#### Directive
Among the lines below, count those with "ORGANIC". Give the total alone.

[Data entries]

····················

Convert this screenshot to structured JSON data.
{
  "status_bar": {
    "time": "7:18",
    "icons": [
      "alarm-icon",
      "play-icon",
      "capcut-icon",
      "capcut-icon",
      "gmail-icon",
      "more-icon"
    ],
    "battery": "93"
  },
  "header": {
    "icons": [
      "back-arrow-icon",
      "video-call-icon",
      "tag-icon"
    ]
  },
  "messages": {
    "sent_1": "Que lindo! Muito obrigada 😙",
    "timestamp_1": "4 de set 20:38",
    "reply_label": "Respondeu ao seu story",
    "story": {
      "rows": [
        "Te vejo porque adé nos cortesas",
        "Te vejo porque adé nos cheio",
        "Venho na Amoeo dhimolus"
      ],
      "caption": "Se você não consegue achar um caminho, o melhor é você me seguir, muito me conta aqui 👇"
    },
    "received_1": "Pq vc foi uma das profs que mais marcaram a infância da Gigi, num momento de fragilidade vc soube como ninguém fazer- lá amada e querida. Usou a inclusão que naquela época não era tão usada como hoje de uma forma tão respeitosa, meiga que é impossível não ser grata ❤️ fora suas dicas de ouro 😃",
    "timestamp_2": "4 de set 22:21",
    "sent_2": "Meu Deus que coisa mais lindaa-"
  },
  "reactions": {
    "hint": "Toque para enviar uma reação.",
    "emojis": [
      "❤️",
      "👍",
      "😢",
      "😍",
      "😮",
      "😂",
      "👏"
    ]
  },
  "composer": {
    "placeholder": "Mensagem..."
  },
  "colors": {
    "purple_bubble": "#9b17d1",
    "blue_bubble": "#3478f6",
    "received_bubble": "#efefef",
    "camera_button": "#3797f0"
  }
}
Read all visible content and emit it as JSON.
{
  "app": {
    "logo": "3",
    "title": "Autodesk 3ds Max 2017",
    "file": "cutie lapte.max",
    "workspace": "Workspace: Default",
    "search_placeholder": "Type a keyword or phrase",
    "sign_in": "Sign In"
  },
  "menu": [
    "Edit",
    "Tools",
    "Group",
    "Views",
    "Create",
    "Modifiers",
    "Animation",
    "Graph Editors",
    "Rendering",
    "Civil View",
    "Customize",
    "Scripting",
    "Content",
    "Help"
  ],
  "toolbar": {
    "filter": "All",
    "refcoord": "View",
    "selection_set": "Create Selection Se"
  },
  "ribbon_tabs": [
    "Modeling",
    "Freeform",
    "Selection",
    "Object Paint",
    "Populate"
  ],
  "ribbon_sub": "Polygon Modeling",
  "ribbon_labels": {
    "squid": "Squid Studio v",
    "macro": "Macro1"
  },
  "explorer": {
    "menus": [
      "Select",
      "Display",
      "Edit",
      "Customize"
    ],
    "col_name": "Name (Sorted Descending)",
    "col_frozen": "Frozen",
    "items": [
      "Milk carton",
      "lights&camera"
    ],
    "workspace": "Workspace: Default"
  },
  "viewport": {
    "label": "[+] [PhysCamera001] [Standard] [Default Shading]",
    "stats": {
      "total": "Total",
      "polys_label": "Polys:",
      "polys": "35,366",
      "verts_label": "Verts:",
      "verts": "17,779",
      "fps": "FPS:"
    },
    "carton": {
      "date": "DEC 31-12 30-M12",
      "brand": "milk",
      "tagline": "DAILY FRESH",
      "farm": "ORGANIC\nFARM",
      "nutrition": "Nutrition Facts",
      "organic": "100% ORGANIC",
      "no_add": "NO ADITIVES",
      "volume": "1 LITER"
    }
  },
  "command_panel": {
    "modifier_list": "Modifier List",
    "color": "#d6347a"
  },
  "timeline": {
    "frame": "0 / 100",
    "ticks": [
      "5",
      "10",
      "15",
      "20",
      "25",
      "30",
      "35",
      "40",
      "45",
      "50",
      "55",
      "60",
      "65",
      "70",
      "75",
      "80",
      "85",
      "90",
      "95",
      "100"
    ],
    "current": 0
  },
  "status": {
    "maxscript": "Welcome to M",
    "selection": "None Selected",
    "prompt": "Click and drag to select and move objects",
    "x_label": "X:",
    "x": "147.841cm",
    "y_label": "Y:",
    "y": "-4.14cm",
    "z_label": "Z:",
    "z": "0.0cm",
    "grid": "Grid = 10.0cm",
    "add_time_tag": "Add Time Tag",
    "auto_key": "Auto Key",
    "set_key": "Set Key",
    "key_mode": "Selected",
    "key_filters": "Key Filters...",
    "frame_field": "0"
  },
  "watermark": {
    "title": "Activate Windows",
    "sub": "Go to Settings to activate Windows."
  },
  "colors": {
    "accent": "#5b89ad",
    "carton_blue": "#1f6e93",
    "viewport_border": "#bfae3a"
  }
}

····················

#### Reply
2